WHAT NEEDS TO BE DONE: Write out every line of the material below with no changes.

A block of data:
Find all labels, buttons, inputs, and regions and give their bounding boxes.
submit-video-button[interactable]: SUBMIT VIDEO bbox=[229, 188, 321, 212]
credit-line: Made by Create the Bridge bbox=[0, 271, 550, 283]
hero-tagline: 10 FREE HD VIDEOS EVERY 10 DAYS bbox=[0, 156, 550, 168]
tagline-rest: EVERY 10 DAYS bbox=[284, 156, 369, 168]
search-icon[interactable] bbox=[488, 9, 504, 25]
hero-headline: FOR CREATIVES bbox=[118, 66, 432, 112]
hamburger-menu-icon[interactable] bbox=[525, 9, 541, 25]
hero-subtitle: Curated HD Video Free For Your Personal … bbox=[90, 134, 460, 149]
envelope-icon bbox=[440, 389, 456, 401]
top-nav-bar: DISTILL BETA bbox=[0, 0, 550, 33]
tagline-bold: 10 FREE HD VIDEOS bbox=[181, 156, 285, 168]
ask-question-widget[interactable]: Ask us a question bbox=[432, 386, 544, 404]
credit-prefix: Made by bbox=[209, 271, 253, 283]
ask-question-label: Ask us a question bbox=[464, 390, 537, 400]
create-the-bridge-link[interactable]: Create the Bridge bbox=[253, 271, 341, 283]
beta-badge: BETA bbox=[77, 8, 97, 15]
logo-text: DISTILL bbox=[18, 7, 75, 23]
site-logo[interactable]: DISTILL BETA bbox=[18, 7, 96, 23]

WRITTEN ANSWER:
Find all labels, buttons, inputs, and regions and give their bounding boxes.
submit-video-button[interactable]: SUBMIT VIDEO bbox=[229, 188, 321, 212]
credit-line: Made by Create the Bridge bbox=[0, 271, 550, 283]
hero-tagline: 10 FREE HD VIDEOS EVERY 10 DAYS bbox=[0, 156, 550, 168]
tagline-rest: EVERY 10 DAYS bbox=[284, 156, 369, 168]
search-icon[interactable] bbox=[488, 9, 504, 25]
hero-headline: FOR CREATIVES bbox=[118, 66, 432, 112]
hamburger-menu-icon[interactable] bbox=[525, 9, 541, 25]
hero-subtitle: Curated HD Video Free For Your Personal … bbox=[90, 134, 460, 149]
envelope-icon bbox=[440, 389, 456, 401]
top-nav-bar: DISTILL BETA bbox=[0, 0, 550, 33]
tagline-bold: 10 FREE HD VIDEOS bbox=[181, 156, 285, 168]
ask-question-widget[interactable]: Ask us a question bbox=[432, 386, 544, 404]
credit-prefix: Made by bbox=[209, 271, 253, 283]
ask-question-label: Ask us a question bbox=[464, 390, 537, 400]
create-the-bridge-link[interactable]: Create the Bridge bbox=[253, 271, 341, 283]
beta-badge: BETA bbox=[77, 8, 97, 15]
logo-text: DISTILL bbox=[18, 7, 75, 23]
site-logo[interactable]: DISTILL BETA bbox=[18, 7, 96, 23]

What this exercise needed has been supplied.